Information supplied:
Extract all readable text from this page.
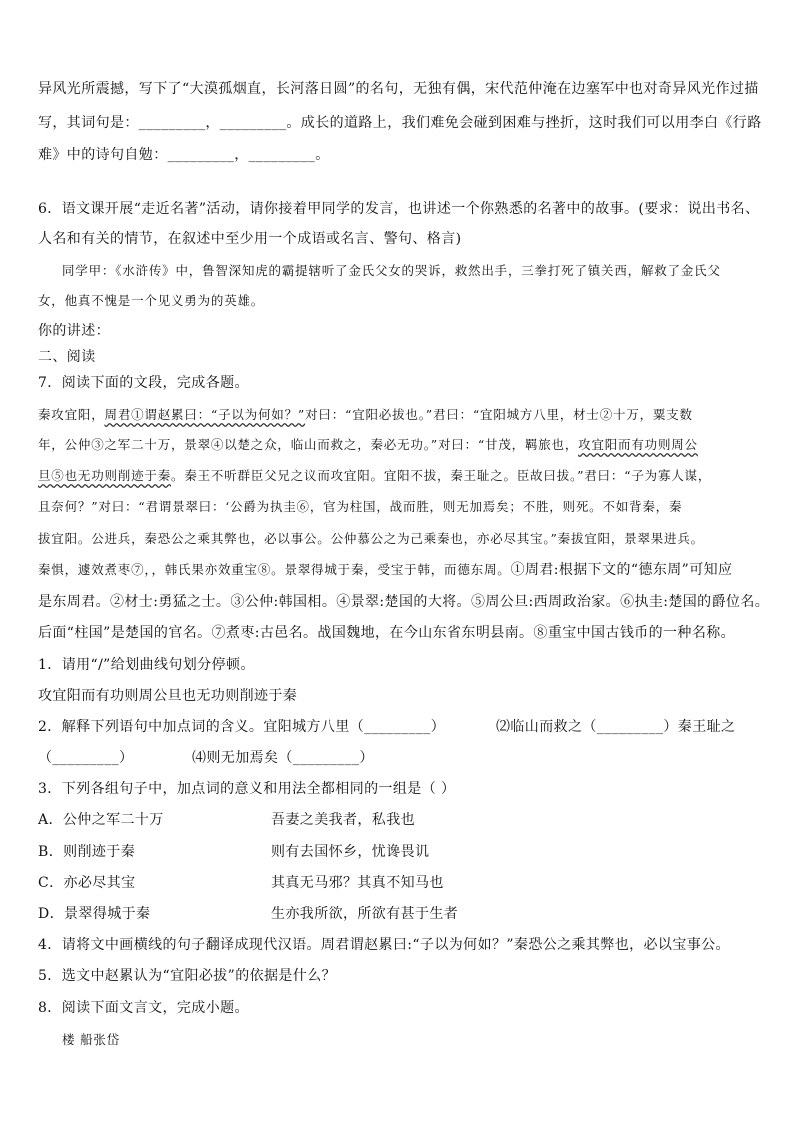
异风光所震撼，写下了“大漠孤烟直，长河落日圆”的名句，无独有偶，宋代范仲淹在边塞军中也对奇异风光作过描
写，其词句是：_________，_________。成长的道路上，我们难免会碰到困难与挫折，这时我们可以用李白《行路
难》中的诗句自勉：_________，_________。
6．语文课开展“走近名著”活动，请你接着甲同学的发言，也讲述一个你熟悉的名著中的故事。(要求：说出书名、
人名和有关的情节，在叙述中至少用一个成语或名言、警句、格言)
同学甲：《水浒传》中，鲁智深知虎的霸提辖听了金氏父女的哭诉，救然出手，三拳打死了镇关西，解救了金氏父
女，他真不愧是一个见义勇为的英雄。
你的讲述：
二、阅读
7．阅读下面的文段，完成各题。
秦攻宜阳，周君①谓赵累曰：“子以为何如？”对曰：“宜阳必拔也。”君曰：“宜阳城方八里，材士②十万，粟支数
年，公仲③之军二十万，景翠④以楚之众，临山而救之，秦必无功。”对曰：“甘茂，羁旅也，攻宜阳而有功则周公
旦⑤也无功则削迹于秦。秦王不听群臣父兄之议而攻宜阳。宜阳不拔，秦王耻之。臣故曰拔。”君曰：“子为寡人谋，
且奈何？”对曰：“君谓景翠曰：‘公爵为执圭⑥，官为柱国，战而胜，则无加焉矣；不胜，则死。不如背秦，秦
拔宜阳。公进兵，秦恐公之乘其弊也，必以事公。公仲慕公之为己乘秦也，亦必尽其宝。”秦拔宜阳，景翠果进兵。
秦惧，遽效煮枣⑦，，韩氏果亦效重宝⑧。景翠得城于秦，受宝于韩，而德东周。①周君:根据下文的“德东周”可知应
是东周君。②材士:勇猛之士。③公仲:韩国相。④景翠:楚国的大将。⑤周公旦:西周政治家。⑥执圭:楚国的爵位名。
后面“柱国”是楚国的官名。⑦煮枣:古邑名。战国魏地，在今山东省东明县南。⑧重宝中国古钱币的一种名称。
1．请用“/”给划曲线句划分停顿。
攻宜阳而有功则周公旦也无功则削迹于秦
2．解释下列语句中加点词的含义。宜阳城方八里（_________）	⑵临山而救之（_________）秦王耻之
（_________）	⑷则无加焉矣（_________）
3．下列各组句子中，加点词的意义和用法全都相同的一组是（ ）
A．公仲之军二十万	吾妻之美我者，私我也
B．则削迹于秦	则有去国怀乡，忧谗畏讥
C．亦必尽其宝	其真无马邪？其真不知马也
D．景翠得城于秦	生亦我所欲，所欲有甚于生者
4．请将文中画横线的句子翻译成现代汉语。周君谓赵累曰:“子以为何如？”秦恐公之乘其弊也，必以宝事公。
5．选文中赵累认为“宜阳必拔”的依据是什么？
8．阅读下面文言文，完成小题。
楼 船张岱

Aim of the task:
Can you restate all the records above word for word while dropping the pictures?

Task output:
Extract all readable text from this page.
异风光所震撼，写下了“大漠孤烟直，长河落日圆”的名句，无独有偶，宋代范仲淹在边塞军中也对奇异风光作过描
写，其词句是：_________，_________。成长的道路上，我们难免会碰到困难与挫折，这时我们可以用李白《行路
难》中的诗句自勉：_________，_________。
6．语文课开展“走近名著”活动，请你接着甲同学的发言，也讲述一个你熟悉的名著中的故事。(要求：说出书名、
人名和有关的情节，在叙述中至少用一个成语或名言、警句、格言)
同学甲：《水浒传》中，鲁智深知虎的霸提辖听了金氏父女的哭诉，救然出手，三拳打死了镇关西，解救了金氏父
女，他真不愧是一个见义勇为的英雄。
你的讲述：
二、阅读
7．阅读下面的文段，完成各题。
秦攻宜阳，周君①谓赵累曰：“子以为何如？”对曰：“宜阳必拔也。”君曰：“宜阳城方八里，材士②十万，粟支数
年，公仲③之军二十万，景翠④以楚之众，临山而救之，秦必无功。”对曰：“甘茂，羁旅也，攻宜阳而有功则周公
旦⑤也无功则削迹于秦。秦王不听群臣父兄之议而攻宜阳。宜阳不拔，秦王耻之。臣故曰拔。”君曰：“子为寡人谋，
且奈何？”对曰：“君谓景翠曰：‘公爵为执圭⑥，官为柱国，战而胜，则无加焉矣；不胜，则死。不如背秦，秦
拔宜阳。公进兵，秦恐公之乘其弊也，必以事公。公仲慕公之为己乘秦也，亦必尽其宝。”秦拔宜阳，景翠果进兵。
秦惧，遽效煮枣⑦，，韩氏果亦效重宝⑧。景翠得城于秦，受宝于韩，而德东周。①周君:根据下文的“德东周”可知应
是东周君。②材士:勇猛之士。③公仲:韩国相。④景翠:楚国的大将。⑤周公旦:西周政治家。⑥执圭:楚国的爵位名。
后面“柱国”是楚国的官名。⑦煮枣:古邑名。战国魏地，在今山东省东明县南。⑧重宝中国古钱币的一种名称。
1．请用“/”给划曲线句划分停顿。
攻宜阳而有功则周公旦也无功则削迹于秦
2．解释下列语句中加点词的含义。宜阳城方八里（_________）	⑵临山而救之（_________）秦王耻之
（_________）	⑷则无加焉矣（_________）
3．下列各组句子中，加点词的意义和用法全都相同的一组是（ ）
A．公仲之军二十万	吾妻之美我者，私我也
B．则削迹于秦	则有去国怀乡，忧谗畏讥
C．亦必尽其宝	其真无马邪？其真不知马也
D．景翠得城于秦	生亦我所欲，所欲有甚于生者
4．请将文中画横线的句子翻译成现代汉语。周君谓赵累曰:“子以为何如？”秦恐公之乘其弊也，必以宝事公。
5．选文中赵累认为“宜阳必拔”的依据是什么？
8．阅读下面文言文，完成小题。
楼 船张岱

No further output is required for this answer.